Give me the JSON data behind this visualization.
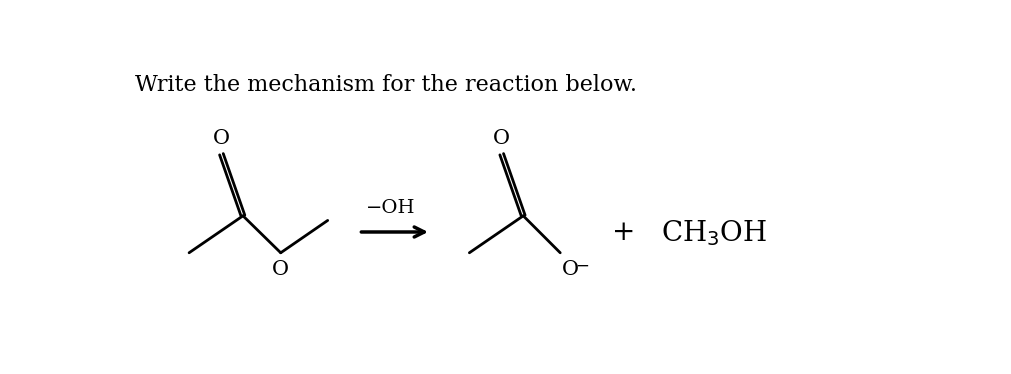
{
  "title": "Write the mechanism for the reaction below.",
  "title_fontsize": 16,
  "title_fontfamily": "DejaVu Serif",
  "bg_color": "#ffffff",
  "line_color": "#000000",
  "line_width": 2.0,
  "o_label": "O",
  "o_minus_label": "O",
  "minus_label": "−",
  "reagent_label": "−OH",
  "plus_label": "+",
  "ch3oh_label": "CH$_3$OH"
}
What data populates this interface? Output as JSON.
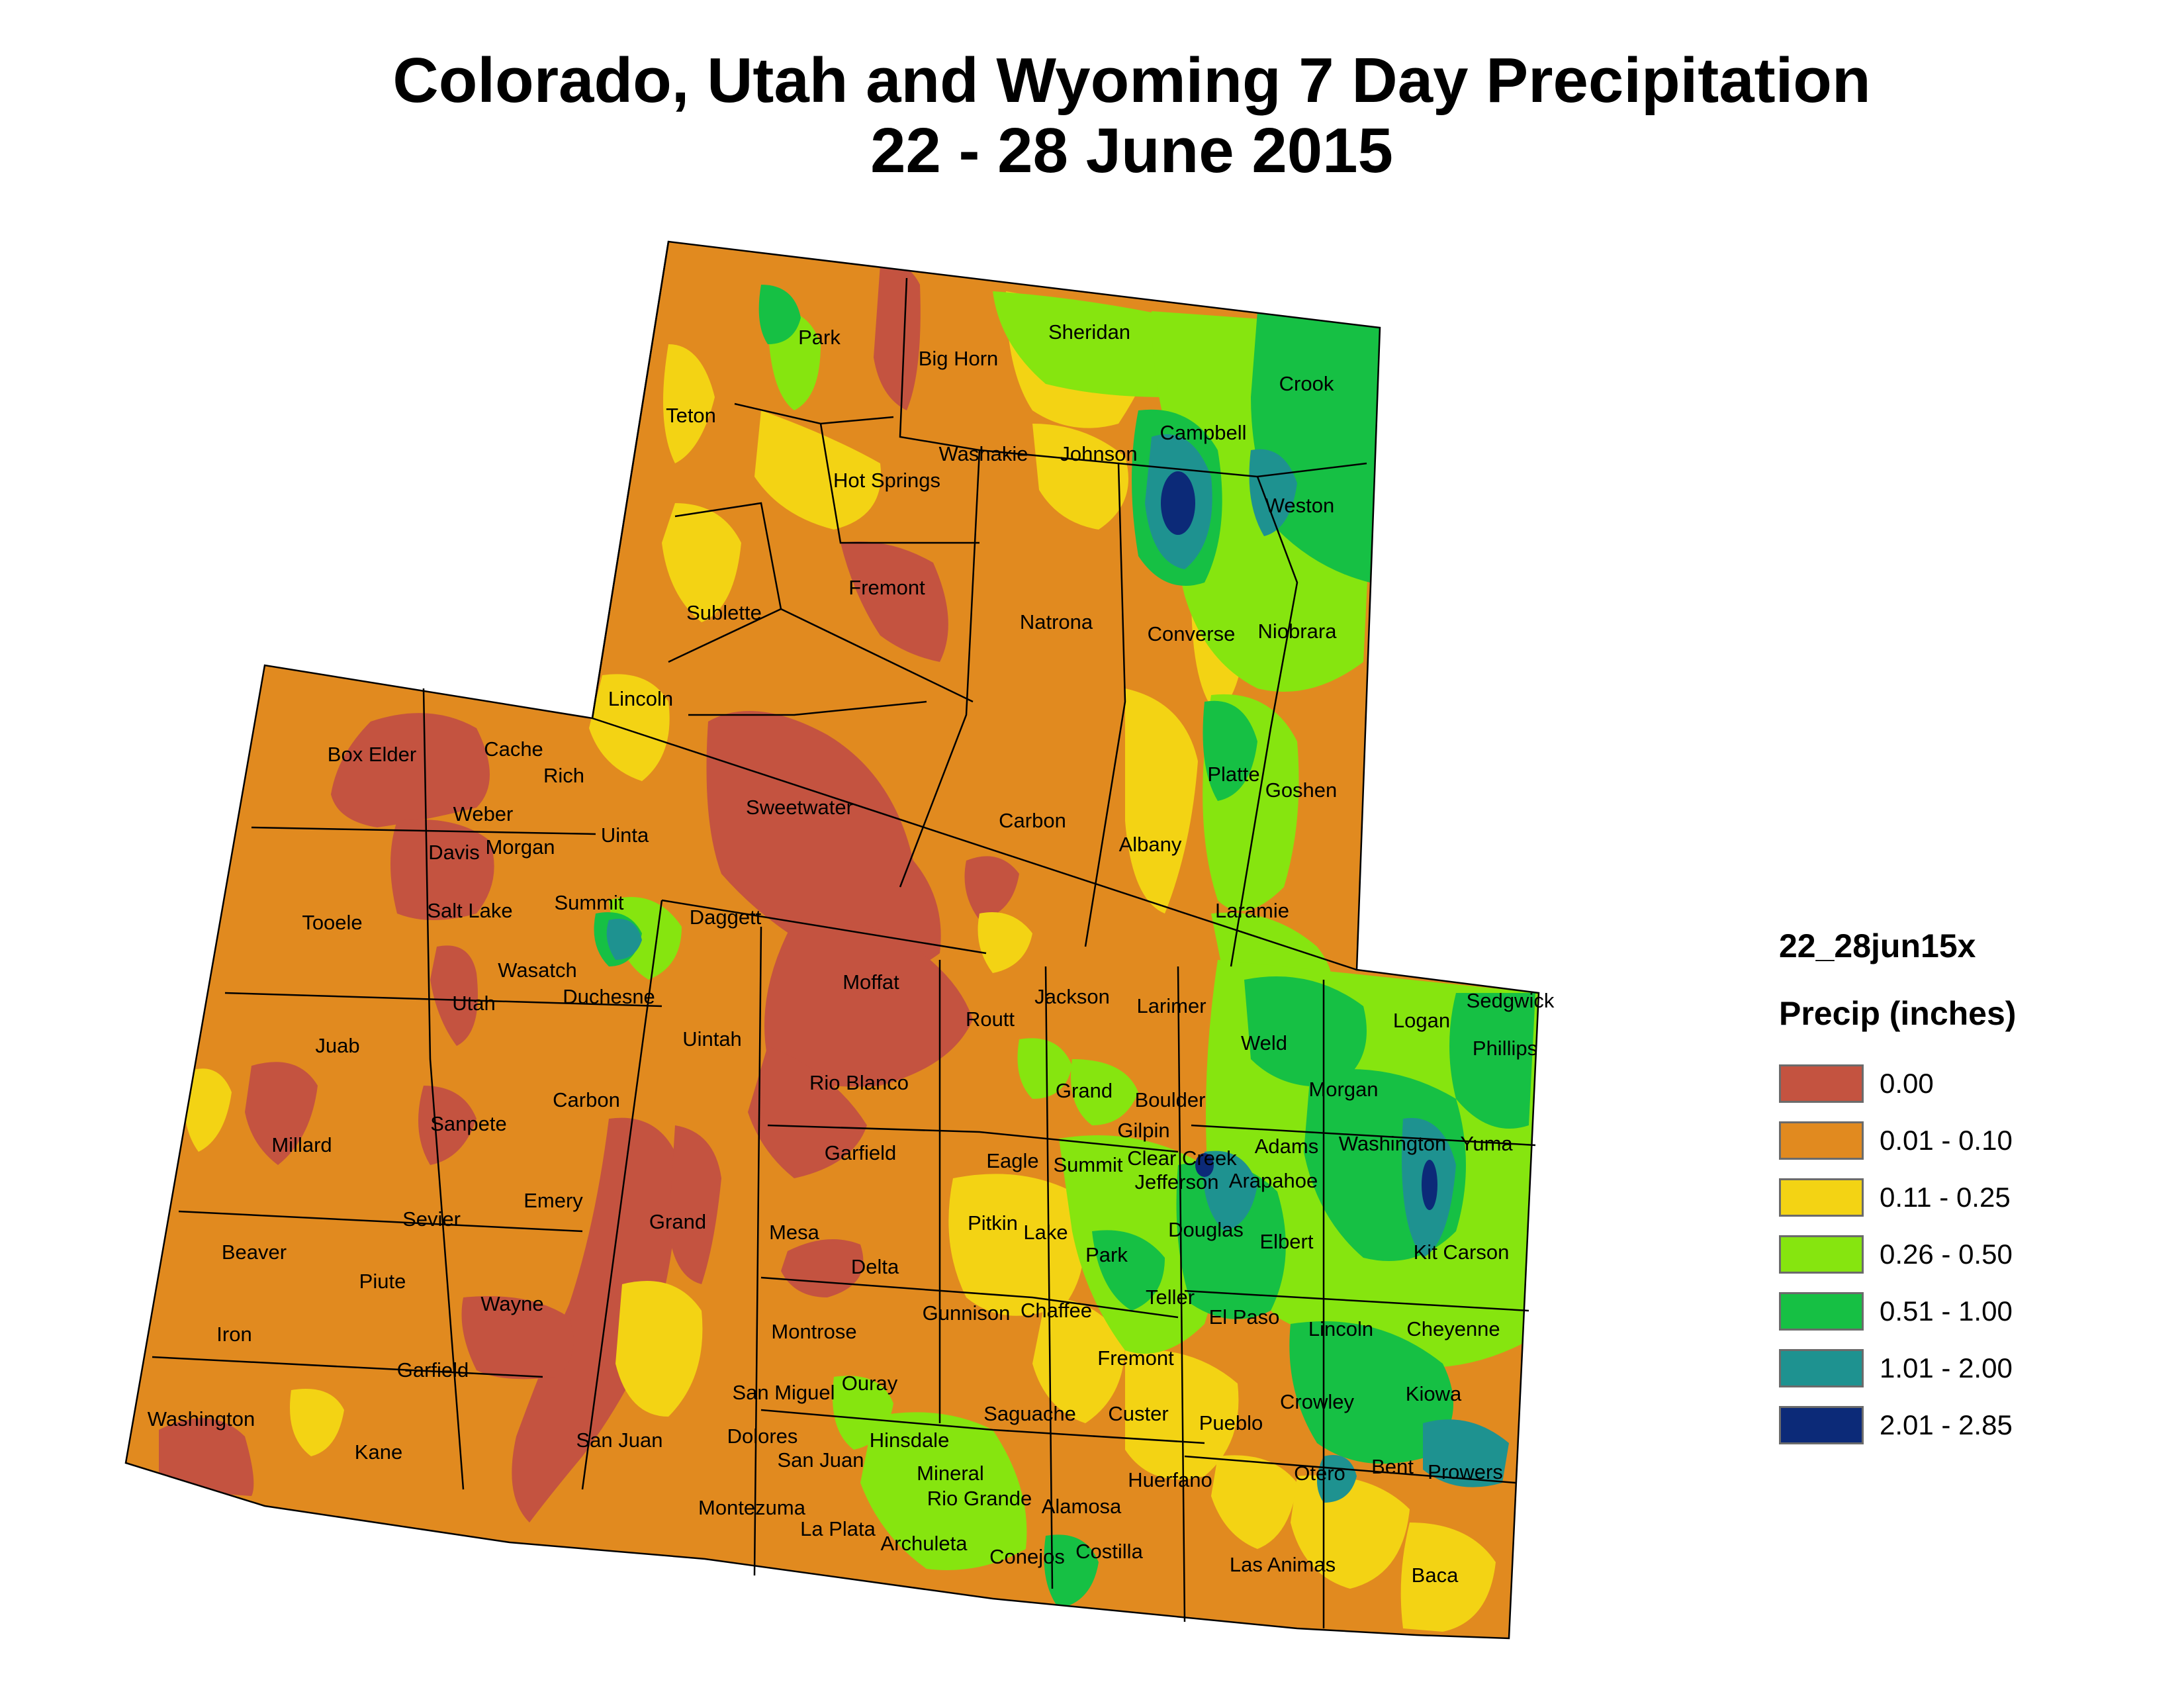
{
  "title": {
    "line1": "Colorado, Utah and Wyoming 7 Day Precipitation",
    "line2": "22 - 28 June 2015"
  },
  "legend": {
    "layer_name": "22_28jun15x",
    "field_name": "Precip (inches)",
    "classes": [
      {
        "label": "0.00",
        "color": "#c45340"
      },
      {
        "label": "0.01 - 0.10",
        "color": "#e18a1f"
      },
      {
        "label": "0.11 - 0.25",
        "color": "#f3d314"
      },
      {
        "label": "0.26 - 0.50",
        "color": "#86e50f"
      },
      {
        "label": "0.51 - 1.00",
        "color": "#16c044"
      },
      {
        "label": "1.01 - 2.00",
        "color": "#1e9290"
      },
      {
        "label": "2.01 - 2.85",
        "color": "#0c2a78"
      }
    ]
  },
  "counties": {
    "wyoming": [
      "Park",
      "Big Horn",
      "Sheridan",
      "Crook",
      "Teton",
      "Washakie",
      "Johnson",
      "Campbell",
      "Hot Springs",
      "Weston",
      "Fremont",
      "Sublette",
      "Natrona",
      "Converse",
      "Niobrara",
      "Lincoln",
      "Sweetwater",
      "Carbon",
      "Platte",
      "Goshen",
      "Uinta",
      "Albany",
      "Laramie"
    ],
    "utah": [
      "Box Elder",
      "Cache",
      "Rich",
      "Weber",
      "Davis",
      "Morgan",
      "Tooele",
      "Salt Lake",
      "Summit",
      "Daggett",
      "Wasatch",
      "Utah",
      "Duchesne",
      "Uintah",
      "Juab",
      "Carbon",
      "Millard",
      "Sanpete",
      "Emery",
      "Grand",
      "Sevier",
      "Beaver",
      "Piute",
      "Wayne",
      "Iron",
      "Garfield",
      "Washington",
      "Kane",
      "San Juan"
    ],
    "colorado": [
      "Moffat",
      "Routt",
      "Jackson",
      "Larimer",
      "Weld",
      "Logan",
      "Sedgwick",
      "Phillips",
      "Rio Blanco",
      "Grand",
      "Boulder",
      "Morgan",
      "Gilpin",
      "Washington",
      "Yuma",
      "Garfield",
      "Eagle",
      "Summit",
      "Clear Creek",
      "Adams",
      "Jefferson",
      "Arapahoe",
      "Mesa",
      "Pitkin",
      "Lake",
      "Douglas",
      "Elbert",
      "Kit Carson",
      "Delta",
      "Park",
      "Teller",
      "Gunnison",
      "Chaffee",
      "El Paso",
      "Lincoln",
      "Cheyenne",
      "Montrose",
      "Fremont",
      "San Miguel",
      "Ouray",
      "Saguache",
      "Custer",
      "Pueblo",
      "Crowley",
      "Kiowa",
      "Dolores",
      "Hinsdale",
      "San Juan",
      "Mineral",
      "Rio Grande",
      "Alamosa",
      "Huerfano",
      "Otero",
      "Bent",
      "Prowers",
      "Montezuma",
      "La Plata",
      "Archuleta",
      "Conejos",
      "Costilla",
      "Las Animas",
      "Baca"
    ]
  }
}
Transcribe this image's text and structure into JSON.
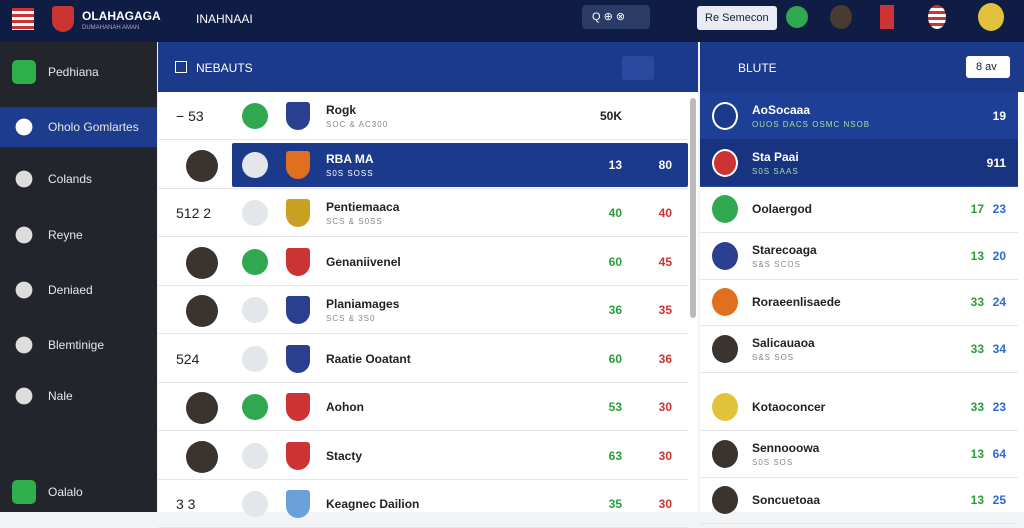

**Exercise:** What is the number of lines in the listing that include the word "this"? Give that number and nothing else.

**Response:** 3